(Collected data entries)
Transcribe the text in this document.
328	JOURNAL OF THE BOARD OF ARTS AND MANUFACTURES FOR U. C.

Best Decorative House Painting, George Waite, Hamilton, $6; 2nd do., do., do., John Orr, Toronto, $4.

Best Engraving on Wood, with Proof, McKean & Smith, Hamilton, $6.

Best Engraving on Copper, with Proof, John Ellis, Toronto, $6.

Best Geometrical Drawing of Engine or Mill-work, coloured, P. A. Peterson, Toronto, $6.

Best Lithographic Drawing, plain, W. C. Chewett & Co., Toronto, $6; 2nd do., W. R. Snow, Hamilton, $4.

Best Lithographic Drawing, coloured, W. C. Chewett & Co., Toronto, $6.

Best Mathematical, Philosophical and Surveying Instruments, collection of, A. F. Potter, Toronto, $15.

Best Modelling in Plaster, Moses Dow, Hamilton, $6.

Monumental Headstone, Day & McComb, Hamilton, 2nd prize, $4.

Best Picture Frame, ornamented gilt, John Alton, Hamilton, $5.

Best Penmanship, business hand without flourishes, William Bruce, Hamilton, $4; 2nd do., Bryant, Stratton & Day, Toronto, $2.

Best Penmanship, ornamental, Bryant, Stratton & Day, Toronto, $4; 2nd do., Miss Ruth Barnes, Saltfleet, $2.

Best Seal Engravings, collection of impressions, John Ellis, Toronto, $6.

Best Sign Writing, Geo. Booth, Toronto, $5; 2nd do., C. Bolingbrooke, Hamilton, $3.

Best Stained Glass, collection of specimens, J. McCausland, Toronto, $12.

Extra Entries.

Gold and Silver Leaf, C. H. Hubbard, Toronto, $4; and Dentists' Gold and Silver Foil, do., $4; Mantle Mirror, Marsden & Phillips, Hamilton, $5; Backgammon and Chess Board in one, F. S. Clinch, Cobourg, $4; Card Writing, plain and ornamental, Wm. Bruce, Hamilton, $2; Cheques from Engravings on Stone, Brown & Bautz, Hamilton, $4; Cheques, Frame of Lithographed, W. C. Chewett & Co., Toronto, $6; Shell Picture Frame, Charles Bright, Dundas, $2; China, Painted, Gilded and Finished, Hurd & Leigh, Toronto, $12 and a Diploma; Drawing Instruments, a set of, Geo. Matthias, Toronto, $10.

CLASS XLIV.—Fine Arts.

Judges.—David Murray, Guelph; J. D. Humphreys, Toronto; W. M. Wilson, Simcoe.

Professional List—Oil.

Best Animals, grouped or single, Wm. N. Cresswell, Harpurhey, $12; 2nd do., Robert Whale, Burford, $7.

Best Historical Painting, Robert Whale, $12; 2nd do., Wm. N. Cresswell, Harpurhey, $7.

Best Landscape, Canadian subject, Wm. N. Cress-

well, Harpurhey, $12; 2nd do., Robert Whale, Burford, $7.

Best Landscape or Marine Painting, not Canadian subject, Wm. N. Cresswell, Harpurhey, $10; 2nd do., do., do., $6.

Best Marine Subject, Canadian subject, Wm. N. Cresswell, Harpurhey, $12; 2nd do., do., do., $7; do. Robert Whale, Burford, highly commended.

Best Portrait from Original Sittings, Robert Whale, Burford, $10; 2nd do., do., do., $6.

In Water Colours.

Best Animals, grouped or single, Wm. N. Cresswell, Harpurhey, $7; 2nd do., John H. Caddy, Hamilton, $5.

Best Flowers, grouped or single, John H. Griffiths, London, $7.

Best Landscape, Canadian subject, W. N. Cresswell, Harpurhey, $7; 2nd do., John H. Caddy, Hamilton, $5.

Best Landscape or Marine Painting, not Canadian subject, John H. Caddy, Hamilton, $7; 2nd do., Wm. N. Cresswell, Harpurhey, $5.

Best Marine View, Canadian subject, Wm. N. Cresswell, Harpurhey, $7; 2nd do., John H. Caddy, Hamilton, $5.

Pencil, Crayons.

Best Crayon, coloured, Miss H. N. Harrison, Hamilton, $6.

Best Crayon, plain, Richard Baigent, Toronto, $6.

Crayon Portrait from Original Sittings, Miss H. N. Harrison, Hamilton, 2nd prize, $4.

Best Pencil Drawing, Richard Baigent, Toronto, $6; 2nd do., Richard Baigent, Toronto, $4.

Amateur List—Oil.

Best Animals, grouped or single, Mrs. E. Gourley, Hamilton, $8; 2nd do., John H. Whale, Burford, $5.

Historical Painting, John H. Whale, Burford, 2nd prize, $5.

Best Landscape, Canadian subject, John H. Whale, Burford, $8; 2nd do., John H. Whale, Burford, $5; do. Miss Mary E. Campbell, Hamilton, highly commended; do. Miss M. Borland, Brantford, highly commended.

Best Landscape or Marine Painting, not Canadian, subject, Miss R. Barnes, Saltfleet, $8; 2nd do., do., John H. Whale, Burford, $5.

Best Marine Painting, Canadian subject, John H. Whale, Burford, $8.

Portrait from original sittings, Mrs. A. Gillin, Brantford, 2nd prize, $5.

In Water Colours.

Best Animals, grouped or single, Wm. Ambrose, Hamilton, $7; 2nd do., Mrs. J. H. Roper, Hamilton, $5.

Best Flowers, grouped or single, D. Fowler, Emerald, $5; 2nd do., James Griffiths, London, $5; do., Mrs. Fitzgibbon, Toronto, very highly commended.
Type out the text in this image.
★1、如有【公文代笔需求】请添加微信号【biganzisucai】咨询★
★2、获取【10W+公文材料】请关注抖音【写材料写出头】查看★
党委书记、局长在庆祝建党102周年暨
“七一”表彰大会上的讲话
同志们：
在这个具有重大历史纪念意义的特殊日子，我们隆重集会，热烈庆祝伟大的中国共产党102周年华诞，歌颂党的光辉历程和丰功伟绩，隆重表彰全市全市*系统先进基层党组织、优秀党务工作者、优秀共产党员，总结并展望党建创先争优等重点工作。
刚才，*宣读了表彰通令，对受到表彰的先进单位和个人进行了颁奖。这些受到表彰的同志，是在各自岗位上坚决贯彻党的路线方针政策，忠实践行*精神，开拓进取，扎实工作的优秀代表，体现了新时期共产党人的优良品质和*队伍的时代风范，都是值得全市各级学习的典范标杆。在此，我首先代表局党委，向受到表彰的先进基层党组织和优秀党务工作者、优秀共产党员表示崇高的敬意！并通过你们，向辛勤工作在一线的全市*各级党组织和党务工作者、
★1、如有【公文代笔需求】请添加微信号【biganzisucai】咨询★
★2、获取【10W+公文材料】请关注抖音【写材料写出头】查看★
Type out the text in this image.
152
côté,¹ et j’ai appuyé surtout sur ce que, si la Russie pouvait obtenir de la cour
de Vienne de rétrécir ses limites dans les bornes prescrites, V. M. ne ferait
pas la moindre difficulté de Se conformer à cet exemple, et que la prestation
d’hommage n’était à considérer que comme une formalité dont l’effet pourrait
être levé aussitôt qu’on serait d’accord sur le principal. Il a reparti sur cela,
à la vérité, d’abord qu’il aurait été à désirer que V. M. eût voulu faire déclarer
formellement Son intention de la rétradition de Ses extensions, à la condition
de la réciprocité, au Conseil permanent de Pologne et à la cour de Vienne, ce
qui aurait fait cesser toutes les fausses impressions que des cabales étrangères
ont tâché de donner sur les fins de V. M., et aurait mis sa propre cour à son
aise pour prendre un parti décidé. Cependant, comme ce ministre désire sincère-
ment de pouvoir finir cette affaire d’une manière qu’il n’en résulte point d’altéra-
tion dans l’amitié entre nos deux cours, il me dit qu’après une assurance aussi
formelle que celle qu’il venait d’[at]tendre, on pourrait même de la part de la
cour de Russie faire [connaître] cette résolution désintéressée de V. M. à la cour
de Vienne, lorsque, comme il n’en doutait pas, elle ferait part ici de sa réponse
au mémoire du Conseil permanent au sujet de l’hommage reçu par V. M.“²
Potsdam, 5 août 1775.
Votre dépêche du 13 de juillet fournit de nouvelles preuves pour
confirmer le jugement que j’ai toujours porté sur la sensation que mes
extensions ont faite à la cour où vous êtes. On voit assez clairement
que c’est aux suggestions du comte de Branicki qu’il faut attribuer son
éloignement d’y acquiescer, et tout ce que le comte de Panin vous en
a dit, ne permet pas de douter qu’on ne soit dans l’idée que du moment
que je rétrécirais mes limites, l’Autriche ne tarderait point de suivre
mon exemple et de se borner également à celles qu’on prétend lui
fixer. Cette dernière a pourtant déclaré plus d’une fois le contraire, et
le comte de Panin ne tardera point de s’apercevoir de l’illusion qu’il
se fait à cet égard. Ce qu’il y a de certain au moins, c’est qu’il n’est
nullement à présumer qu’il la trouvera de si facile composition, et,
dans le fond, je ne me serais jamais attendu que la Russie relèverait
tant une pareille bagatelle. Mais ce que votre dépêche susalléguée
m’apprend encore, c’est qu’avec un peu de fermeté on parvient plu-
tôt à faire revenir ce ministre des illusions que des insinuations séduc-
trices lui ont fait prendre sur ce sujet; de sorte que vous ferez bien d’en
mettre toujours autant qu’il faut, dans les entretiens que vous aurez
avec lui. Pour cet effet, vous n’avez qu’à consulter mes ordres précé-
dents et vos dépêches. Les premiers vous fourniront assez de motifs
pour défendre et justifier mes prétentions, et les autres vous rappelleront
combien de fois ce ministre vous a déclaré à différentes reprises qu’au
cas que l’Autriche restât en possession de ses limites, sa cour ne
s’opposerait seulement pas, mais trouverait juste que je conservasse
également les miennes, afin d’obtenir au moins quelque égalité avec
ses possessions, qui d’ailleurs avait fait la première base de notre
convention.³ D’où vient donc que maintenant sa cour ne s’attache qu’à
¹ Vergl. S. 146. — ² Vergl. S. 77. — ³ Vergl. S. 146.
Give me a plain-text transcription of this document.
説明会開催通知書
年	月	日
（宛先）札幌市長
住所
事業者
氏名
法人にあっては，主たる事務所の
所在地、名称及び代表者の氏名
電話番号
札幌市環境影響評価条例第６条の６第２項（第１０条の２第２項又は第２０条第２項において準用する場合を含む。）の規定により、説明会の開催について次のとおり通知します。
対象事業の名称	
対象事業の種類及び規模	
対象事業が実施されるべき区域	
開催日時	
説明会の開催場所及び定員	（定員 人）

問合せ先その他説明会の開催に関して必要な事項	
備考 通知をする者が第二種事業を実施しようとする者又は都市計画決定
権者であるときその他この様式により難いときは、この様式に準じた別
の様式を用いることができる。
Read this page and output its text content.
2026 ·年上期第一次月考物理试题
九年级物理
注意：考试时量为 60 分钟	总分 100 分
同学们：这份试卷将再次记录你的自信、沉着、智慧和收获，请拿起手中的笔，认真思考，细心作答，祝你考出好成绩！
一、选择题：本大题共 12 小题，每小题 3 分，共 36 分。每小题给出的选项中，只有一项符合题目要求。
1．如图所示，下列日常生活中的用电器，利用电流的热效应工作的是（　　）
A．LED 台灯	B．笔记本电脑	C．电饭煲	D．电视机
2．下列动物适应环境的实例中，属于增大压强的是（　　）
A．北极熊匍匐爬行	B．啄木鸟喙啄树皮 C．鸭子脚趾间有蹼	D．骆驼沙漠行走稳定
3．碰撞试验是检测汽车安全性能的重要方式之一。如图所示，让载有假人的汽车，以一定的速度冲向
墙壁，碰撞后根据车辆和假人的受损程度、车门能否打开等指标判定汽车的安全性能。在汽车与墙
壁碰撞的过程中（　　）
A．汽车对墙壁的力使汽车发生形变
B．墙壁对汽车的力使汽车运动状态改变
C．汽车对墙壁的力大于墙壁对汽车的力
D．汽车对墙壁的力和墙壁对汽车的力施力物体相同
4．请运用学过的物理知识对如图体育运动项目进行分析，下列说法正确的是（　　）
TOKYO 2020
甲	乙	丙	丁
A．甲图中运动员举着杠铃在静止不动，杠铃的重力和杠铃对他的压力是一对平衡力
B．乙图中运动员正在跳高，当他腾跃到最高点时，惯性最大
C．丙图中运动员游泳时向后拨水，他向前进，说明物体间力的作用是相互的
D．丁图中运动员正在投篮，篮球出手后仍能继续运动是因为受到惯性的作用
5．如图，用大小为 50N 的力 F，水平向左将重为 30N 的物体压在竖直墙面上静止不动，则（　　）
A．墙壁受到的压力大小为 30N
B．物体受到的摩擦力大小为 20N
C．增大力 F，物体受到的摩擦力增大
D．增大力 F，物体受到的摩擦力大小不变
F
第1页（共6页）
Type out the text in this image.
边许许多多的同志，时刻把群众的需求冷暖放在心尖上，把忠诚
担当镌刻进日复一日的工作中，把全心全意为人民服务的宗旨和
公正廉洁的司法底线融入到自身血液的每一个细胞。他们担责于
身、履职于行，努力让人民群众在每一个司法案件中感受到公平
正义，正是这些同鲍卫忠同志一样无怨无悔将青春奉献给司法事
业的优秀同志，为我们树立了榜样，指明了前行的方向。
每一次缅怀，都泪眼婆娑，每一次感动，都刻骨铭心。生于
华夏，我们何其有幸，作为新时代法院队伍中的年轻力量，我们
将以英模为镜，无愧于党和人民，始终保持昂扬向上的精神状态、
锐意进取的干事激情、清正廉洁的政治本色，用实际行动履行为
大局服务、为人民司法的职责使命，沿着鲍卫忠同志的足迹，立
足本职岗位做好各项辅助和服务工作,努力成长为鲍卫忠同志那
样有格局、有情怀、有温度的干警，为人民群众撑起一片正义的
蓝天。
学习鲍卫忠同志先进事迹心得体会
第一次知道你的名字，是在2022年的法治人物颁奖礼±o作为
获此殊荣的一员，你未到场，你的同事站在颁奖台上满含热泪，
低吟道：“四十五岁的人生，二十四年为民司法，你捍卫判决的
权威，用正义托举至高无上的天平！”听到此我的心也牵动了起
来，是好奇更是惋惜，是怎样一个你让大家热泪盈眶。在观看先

[Task prompt] Find every line that has "Bruce" in it, then return those lines.

[Solution for this task]
Best Penmanship, business hand without flourishes, William Bruce, Hamilton, $4; 2nd do., Bryant, Stratton & Day, Toronto, $2.
Gold and Silver Leaf, C. H. Hubbard, Toronto, $4; and Dentists' Gold and Silver Foil, do., $4; Mantle Mirror, Marsden & Phillips, Hamilton, $5; Backgammon and Chess Board in one, F. S. Clinch, Cobourg, $4; Card Writing, plain and ornamental, Wm. Bruce, Hamilton, $2; Cheques from Engravings on Stone, Brown & Bautz, Hamilton, $4; Cheques, Frame of Lithographed, W. C. Chewett & Co., Toronto, $6; Shell Picture Frame, Charles Bright, Dundas, $2; China, Painted, Gilded and Finished, Hurd & Leigh, Toronto, $12 and a Diploma; Drawing Instruments, a set of, Geo. Matthias, Toronto, $10.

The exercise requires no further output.